**TASK REQUIREMENTS**
All of the records listed below should be retyped exactly.

**INPUT ROWS**
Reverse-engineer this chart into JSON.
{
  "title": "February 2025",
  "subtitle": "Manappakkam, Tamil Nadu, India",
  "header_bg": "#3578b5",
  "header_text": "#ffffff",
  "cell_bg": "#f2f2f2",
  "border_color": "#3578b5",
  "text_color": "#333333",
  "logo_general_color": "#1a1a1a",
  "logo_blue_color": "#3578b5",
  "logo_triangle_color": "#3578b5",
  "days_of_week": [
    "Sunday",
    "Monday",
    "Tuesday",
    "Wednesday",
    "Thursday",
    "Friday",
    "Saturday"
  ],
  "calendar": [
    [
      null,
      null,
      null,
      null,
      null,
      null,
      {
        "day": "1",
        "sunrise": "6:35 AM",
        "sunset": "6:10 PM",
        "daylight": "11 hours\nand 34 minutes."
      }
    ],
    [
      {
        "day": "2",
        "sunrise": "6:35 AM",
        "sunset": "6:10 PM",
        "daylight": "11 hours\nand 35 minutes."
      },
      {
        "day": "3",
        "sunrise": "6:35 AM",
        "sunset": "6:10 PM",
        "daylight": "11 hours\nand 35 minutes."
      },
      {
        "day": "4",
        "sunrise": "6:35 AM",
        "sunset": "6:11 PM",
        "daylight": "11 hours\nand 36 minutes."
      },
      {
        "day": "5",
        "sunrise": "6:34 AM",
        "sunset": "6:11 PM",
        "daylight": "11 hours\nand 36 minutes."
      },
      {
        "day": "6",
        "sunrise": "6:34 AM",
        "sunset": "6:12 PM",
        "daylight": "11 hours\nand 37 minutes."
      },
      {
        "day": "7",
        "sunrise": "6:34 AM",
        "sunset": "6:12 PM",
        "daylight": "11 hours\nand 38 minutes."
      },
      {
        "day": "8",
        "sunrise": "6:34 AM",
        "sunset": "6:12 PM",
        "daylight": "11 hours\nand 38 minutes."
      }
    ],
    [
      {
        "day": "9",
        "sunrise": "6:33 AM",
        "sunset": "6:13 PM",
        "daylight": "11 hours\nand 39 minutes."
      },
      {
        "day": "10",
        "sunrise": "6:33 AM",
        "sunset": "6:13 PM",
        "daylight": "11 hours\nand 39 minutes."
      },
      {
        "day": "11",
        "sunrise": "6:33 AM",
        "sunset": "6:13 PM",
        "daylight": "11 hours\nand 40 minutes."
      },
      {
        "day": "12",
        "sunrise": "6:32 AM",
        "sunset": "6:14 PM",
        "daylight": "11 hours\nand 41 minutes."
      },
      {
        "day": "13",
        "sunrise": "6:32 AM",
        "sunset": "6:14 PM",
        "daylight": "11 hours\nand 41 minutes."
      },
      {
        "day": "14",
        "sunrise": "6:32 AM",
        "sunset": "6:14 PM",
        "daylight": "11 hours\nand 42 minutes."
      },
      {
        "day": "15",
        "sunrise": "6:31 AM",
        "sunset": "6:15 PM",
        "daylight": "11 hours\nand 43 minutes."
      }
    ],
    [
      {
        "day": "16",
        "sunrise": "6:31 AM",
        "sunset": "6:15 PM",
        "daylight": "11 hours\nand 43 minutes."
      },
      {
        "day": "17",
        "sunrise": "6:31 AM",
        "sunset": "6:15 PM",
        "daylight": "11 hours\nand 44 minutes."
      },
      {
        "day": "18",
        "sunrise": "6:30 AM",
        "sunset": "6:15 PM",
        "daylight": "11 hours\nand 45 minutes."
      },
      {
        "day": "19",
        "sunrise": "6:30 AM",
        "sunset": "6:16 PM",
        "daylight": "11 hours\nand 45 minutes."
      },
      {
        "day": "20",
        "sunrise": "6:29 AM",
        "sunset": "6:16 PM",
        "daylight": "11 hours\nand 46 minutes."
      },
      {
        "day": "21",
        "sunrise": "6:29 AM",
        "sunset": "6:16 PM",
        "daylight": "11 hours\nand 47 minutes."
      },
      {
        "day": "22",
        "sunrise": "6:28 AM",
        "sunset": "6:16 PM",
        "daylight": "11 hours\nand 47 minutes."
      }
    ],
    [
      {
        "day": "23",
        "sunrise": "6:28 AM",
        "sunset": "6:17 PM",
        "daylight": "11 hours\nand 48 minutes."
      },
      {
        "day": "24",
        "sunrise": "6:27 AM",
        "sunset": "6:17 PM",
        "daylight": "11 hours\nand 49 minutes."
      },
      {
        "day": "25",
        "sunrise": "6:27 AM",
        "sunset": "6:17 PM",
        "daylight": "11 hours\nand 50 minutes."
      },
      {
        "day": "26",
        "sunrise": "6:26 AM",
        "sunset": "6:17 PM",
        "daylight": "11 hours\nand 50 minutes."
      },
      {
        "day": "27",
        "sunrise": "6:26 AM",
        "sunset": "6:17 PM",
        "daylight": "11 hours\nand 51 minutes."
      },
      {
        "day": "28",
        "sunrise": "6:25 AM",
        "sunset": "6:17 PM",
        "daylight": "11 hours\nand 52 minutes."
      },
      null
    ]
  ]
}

**ANSWER TO THIS TASK**
Reverse-engineer this chart into JSON.
{
  "title": "February 2025",
  "subtitle": "Manappakkam, Tamil Nadu, India",
  "header_bg": "#3578b5",
  "header_text": "#ffffff",
  "cell_bg": "#f2f2f2",
  "border_color": "#3578b5",
  "text_color": "#333333",
  "logo_general_color": "#1a1a1a",
  "logo_blue_color": "#3578b5",
  "logo_triangle_color": "#3578b5",
  "days_of_week": [
    "Sunday",
    "Monday",
    "Tuesday",
    "Wednesday",
    "Thursday",
    "Friday",
    "Saturday"
  ],
  "calendar": [
    [
      null,
      null,
      null,
      null,
      null,
      null,
      {
        "day": "1",
        "sunrise": "6:35 AM",
        "sunset": "6:10 PM",
        "daylight": "11 hours\nand 34 minutes."
      }
    ],
    [
      {
        "day": "2",
        "sunrise": "6:35 AM",
        "sunset": "6:10 PM",
        "daylight": "11 hours\nand 35 minutes."
      },
      {
        "day": "3",
        "sunrise": "6:35 AM",
        "sunset": "6:10 PM",
        "daylight": "11 hours\nand 35 minutes."
      },
      {
        "day": "4",
        "sunrise": "6:35 AM",
        "sunset": "6:11 PM",
        "daylight": "11 hours\nand 36 minutes."
      },
      {
        "day": "5",
        "sunrise": "6:34 AM",
        "sunset": "6:11 PM",
        "daylight": "11 hours\nand 36 minutes."
      },
      {
        "day": "6",
        "sunrise": "6:34 AM",
        "sunset": "6:12 PM",
        "daylight": "11 hours\nand 37 minutes."
      },
      {
        "day": "7",
        "sunrise": "6:34 AM",
        "sunset": "6:12 PM",
        "daylight": "11 hours\nand 38 minutes."
      },
      {
        "day": "8",
        "sunrise": "6:34 AM",
        "sunset": "6:12 PM",
        "daylight": "11 hours\nand 38 minutes."
      }
    ],
    [
      {
        "day": "9",
        "sunrise": "6:33 AM",
        "sunset": "6:13 PM",
        "daylight": "11 hours\nand 39 minutes."
      },
      {
        "day": "10",
        "sunrise": "6:33 AM",
        "sunset": "6:13 PM",
        "daylight": "11 hours\nand 39 minutes."
      },
      {
        "day": "11",
        "sunrise": "6:33 AM",
        "sunset": "6:13 PM",
        "daylight": "11 hours\nand 40 minutes."
      },
      {
        "day": "12",
        "sunrise": "6:32 AM",
        "sunset": "6:14 PM",
        "daylight": "11 hours\nand 41 minutes."
      },
      {
        "day": "13",
        "sunrise": "6:32 AM",
        "sunset": "6:14 PM",
        "daylight": "11 hours\nand 41 minutes."
      },
      {
        "day": "14",
        "sunrise": "6:32 AM",
        "sunset": "6:14 PM",
        "daylight": "11 hours\nand 42 minutes."
      },
      {
        "day": "15",
        "sunrise": "6:31 AM",
        "sunset": "6:15 PM",
        "daylight": "11 hours\nand 43 minutes."
      }
    ],
    [
      {
        "day": "16",
        "sunrise": "6:31 AM",
        "sunset": "6:15 PM",
        "daylight": "11 hours\nand 43 minutes."
      },
      {
        "day": "17",
        "sunrise": "6:31 AM",
        "sunset": "6:15 PM",
        "daylight": "11 hours\nand 44 minutes."
      },
      {
        "day": "18",
        "sunrise": "6:30 AM",
        "sunset": "6:15 PM",
        "daylight": "11 hours\nand 45 minutes."
      },
      {
        "day": "19",
        "sunrise": "6:30 AM",
        "sunset": "6:16 PM",
        "daylight": "11 hours\nand 45 minutes."
      },
      {
        "day": "20",
        "sunrise": "6:29 AM",
        "sunset": "6:16 PM",
        "daylight": "11 hours\nand 46 minutes."
      },
      {
        "day": "21",
        "sunrise": "6:29 AM",
        "sunset": "6:16 PM",
        "daylight": "11 hours\nand 47 minutes."
      },
      {
        "day": "22",
        "sunrise": "6:28 AM",
        "sunset": "6:16 PM",
        "daylight": "11 hours\nand 47 minutes."
      }
    ],
    [
      {
        "day": "23",
        "sunrise": "6:28 AM",
        "sunset": "6:17 PM",
        "daylight": "11 hours\nand 48 minutes."
      },
      {
        "day": "24",
        "sunrise": "6:27 AM",
        "sunset": "6:17 PM",
        "daylight": "11 hours\nand 49 minutes."
      },
      {
        "day": "25",
        "sunrise": "6:27 AM",
        "sunset": "6:17 PM",
        "daylight": "11 hours\nand 50 minutes."
      },
      {
        "day": "26",
        "sunrise": "6:26 AM",
        "sunset": "6:17 PM",
        "daylight": "11 hours\nand 50 minutes."
      },
      {
        "day": "27",
        "sunrise": "6:26 AM",
        "sunset": "6:17 PM",
        "daylight": "11 hours\nand 51 minutes."
      },
      {
        "day": "28",
        "sunrise": "6:25 AM",
        "sunset": "6:17 PM",
        "daylight": "11 hours\nand 52 minutes."
      },
      null
    ]
  ]
}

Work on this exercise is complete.